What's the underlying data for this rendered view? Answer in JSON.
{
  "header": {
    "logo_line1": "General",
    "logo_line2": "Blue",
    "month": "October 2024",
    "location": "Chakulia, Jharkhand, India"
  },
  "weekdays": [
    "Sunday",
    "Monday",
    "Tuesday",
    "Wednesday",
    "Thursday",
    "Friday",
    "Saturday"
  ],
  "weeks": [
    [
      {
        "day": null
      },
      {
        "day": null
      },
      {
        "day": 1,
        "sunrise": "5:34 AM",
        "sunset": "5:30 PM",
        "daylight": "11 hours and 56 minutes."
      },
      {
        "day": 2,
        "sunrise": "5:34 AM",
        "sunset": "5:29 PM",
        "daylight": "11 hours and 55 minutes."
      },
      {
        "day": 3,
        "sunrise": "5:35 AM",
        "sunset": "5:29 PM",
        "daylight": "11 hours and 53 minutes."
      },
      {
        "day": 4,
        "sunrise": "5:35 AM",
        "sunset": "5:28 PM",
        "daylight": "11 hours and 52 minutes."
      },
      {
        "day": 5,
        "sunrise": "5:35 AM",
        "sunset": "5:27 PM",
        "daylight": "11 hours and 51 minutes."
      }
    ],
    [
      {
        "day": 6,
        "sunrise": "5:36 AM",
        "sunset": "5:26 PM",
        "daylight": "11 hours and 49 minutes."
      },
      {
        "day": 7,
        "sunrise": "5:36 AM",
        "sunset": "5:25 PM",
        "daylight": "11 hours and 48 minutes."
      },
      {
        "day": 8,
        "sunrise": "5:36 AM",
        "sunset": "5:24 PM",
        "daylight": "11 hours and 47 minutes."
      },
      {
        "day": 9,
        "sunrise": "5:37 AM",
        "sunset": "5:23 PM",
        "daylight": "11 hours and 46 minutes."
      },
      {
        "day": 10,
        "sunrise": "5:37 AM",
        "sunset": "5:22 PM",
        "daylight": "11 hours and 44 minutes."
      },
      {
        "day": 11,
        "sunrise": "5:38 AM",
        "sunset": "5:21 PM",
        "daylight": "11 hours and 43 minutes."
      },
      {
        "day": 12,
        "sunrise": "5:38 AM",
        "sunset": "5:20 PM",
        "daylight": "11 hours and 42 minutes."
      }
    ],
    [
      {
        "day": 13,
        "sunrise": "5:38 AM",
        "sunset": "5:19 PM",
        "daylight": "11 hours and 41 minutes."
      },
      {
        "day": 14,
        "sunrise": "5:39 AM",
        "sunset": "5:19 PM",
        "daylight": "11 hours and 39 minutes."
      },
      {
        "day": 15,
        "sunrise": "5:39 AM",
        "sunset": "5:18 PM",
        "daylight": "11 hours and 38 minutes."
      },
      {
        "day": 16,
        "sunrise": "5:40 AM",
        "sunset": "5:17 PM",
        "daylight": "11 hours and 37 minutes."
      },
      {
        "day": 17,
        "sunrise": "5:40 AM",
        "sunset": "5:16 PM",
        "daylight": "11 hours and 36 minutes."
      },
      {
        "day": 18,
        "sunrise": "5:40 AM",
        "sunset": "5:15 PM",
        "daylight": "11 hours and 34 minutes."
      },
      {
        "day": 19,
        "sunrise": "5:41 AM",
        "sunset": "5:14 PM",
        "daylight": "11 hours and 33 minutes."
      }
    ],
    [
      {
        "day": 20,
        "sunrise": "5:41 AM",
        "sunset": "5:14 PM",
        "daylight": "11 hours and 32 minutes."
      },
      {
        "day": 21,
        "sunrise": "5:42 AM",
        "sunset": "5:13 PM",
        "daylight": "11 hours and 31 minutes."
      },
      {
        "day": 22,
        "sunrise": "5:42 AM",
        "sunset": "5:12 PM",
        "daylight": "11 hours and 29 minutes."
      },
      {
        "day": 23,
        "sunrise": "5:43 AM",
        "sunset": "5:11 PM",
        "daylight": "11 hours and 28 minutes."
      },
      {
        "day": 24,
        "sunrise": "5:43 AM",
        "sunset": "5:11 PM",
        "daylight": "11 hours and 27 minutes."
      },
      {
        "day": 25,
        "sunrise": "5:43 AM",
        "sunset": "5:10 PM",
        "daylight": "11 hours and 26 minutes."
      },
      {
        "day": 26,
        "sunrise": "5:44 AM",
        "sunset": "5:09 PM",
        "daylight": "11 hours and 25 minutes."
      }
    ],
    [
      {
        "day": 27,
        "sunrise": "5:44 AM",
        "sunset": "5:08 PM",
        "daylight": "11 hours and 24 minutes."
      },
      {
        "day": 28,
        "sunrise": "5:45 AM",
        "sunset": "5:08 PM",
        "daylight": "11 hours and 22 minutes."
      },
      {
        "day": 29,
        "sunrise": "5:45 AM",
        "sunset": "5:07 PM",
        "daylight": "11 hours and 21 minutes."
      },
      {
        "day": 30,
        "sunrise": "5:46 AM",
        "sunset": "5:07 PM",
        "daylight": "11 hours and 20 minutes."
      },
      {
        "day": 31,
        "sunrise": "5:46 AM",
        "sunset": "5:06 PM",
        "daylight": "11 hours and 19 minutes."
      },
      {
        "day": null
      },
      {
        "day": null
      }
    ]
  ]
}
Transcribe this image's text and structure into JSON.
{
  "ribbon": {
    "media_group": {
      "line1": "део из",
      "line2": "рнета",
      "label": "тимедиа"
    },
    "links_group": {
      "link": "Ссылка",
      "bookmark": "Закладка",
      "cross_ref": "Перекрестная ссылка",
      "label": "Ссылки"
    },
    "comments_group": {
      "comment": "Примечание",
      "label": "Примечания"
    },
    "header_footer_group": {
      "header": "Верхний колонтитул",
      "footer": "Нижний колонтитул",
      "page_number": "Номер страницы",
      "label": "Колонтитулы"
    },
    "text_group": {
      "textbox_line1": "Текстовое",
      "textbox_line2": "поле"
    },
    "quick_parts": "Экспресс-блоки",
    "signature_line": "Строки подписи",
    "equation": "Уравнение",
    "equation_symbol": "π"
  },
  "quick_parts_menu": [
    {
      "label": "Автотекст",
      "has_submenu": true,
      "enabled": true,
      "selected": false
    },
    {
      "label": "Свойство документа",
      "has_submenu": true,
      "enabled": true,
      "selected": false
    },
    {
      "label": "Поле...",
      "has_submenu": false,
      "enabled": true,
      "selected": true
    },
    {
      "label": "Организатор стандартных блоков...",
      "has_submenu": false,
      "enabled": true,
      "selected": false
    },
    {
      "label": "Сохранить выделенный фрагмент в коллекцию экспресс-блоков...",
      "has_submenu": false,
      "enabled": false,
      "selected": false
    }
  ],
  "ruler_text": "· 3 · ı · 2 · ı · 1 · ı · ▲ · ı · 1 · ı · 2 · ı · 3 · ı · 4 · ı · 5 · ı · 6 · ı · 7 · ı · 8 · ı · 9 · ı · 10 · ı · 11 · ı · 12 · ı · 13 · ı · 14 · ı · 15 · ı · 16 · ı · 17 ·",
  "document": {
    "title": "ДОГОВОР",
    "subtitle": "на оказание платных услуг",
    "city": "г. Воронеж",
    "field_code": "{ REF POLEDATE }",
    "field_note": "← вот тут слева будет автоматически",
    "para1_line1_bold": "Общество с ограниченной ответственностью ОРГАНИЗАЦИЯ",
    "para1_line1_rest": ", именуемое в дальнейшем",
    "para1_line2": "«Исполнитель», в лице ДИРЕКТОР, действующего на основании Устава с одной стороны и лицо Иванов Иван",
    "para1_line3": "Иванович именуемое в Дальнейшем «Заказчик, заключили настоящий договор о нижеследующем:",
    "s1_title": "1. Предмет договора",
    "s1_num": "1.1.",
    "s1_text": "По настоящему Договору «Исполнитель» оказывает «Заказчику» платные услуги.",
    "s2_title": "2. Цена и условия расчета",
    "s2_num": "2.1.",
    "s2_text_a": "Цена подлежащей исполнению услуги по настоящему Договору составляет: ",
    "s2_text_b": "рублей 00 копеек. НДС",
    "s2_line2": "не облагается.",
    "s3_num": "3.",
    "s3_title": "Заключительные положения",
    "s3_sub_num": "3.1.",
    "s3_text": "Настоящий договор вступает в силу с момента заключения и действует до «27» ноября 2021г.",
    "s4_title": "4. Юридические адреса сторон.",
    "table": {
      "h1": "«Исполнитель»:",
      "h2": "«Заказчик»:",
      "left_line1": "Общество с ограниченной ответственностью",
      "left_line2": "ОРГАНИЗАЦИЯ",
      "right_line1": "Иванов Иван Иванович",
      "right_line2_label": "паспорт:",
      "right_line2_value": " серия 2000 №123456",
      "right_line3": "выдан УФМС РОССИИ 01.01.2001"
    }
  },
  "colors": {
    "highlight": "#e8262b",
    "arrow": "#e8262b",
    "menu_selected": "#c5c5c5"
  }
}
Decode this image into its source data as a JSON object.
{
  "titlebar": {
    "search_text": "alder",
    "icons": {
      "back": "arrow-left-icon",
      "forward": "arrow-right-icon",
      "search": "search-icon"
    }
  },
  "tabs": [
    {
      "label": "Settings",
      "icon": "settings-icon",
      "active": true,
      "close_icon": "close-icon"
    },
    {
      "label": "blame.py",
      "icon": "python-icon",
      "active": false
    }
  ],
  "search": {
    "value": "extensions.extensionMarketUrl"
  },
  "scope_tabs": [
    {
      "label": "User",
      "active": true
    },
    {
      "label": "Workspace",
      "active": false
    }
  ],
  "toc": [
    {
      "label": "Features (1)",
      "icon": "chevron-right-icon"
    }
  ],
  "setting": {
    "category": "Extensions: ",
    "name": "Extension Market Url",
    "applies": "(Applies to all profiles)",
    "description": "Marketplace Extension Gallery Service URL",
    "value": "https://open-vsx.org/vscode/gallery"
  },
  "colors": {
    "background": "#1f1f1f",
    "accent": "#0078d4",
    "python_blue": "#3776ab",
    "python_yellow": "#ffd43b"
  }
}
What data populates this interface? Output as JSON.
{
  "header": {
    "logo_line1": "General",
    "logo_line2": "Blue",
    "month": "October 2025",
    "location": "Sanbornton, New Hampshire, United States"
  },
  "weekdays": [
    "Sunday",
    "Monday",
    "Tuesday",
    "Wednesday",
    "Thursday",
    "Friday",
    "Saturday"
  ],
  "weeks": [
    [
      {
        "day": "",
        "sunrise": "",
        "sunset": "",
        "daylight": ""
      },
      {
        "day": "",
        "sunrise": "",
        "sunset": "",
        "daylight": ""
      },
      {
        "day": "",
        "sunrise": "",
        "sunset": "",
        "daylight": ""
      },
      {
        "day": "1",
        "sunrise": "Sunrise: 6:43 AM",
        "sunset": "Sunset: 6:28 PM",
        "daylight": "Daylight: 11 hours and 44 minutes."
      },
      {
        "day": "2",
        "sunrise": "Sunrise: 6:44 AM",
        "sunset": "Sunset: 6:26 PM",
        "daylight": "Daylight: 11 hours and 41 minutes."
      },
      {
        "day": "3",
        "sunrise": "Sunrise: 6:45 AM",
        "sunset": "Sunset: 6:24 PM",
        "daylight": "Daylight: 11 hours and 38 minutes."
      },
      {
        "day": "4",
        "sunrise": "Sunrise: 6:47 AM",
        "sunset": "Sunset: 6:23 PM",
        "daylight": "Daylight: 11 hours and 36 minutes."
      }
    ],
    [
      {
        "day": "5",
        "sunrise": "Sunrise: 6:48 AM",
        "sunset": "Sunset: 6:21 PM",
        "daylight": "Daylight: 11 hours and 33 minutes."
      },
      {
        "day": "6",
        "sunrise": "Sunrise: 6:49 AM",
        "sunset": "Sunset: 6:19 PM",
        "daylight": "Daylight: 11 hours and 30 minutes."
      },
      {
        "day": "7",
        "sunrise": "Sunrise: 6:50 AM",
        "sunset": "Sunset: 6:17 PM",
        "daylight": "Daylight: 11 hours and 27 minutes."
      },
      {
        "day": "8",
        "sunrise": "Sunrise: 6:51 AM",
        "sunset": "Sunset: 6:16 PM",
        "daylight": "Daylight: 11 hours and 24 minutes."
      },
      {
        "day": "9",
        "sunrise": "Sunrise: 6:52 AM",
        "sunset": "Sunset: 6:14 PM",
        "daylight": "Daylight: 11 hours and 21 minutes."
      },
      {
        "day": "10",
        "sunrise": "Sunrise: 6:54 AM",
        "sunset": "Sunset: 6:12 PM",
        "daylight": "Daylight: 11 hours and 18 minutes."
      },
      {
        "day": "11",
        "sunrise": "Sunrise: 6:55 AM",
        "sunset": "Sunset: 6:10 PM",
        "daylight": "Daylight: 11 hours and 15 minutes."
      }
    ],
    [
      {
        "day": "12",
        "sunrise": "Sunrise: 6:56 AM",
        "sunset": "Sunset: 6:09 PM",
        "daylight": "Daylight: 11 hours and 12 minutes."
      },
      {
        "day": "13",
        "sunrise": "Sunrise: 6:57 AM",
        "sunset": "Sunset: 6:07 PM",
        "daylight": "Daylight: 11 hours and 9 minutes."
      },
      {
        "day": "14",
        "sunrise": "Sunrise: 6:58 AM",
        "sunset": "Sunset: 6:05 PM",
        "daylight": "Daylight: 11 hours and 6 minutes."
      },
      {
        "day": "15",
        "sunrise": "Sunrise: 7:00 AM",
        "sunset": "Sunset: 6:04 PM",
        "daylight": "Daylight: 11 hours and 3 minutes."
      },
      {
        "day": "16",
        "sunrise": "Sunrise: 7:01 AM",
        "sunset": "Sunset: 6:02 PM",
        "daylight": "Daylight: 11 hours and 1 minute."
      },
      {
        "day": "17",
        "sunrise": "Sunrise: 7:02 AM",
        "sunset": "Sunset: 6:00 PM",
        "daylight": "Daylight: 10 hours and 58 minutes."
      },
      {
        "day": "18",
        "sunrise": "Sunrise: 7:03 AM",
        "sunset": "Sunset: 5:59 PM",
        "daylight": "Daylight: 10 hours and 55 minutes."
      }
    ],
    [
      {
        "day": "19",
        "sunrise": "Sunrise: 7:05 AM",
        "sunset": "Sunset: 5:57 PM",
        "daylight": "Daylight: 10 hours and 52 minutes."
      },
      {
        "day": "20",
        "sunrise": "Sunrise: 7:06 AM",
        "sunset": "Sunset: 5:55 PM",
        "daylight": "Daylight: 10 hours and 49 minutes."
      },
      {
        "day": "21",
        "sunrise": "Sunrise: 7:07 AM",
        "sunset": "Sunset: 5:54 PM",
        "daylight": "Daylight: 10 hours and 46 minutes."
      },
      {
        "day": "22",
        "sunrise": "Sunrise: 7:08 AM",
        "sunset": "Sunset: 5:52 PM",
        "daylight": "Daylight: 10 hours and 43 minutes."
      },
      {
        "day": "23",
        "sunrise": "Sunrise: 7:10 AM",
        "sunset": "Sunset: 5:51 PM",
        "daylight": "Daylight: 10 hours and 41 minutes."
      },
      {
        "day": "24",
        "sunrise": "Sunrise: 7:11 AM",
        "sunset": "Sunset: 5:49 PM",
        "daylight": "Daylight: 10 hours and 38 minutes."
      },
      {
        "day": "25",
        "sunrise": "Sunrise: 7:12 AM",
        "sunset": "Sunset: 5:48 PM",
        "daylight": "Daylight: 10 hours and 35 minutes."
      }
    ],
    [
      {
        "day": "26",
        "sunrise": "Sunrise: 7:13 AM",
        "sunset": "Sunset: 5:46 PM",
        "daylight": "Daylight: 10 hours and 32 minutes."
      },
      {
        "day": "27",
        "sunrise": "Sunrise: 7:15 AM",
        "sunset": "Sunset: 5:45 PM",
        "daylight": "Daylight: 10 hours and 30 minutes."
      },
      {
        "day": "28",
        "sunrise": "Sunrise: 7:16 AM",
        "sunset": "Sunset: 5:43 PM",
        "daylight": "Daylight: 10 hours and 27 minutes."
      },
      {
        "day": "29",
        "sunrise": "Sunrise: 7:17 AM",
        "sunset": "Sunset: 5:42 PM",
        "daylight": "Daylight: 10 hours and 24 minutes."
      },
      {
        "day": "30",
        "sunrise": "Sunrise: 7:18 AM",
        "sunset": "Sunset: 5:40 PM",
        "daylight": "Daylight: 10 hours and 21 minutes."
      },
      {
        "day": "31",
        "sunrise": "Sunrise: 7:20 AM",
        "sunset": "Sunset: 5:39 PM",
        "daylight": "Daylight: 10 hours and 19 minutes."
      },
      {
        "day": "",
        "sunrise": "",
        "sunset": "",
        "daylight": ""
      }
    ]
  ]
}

- [What the exercise asks] Look through the listing above and count the lines where the string "location" appears. Report the number only.

- [In response] 2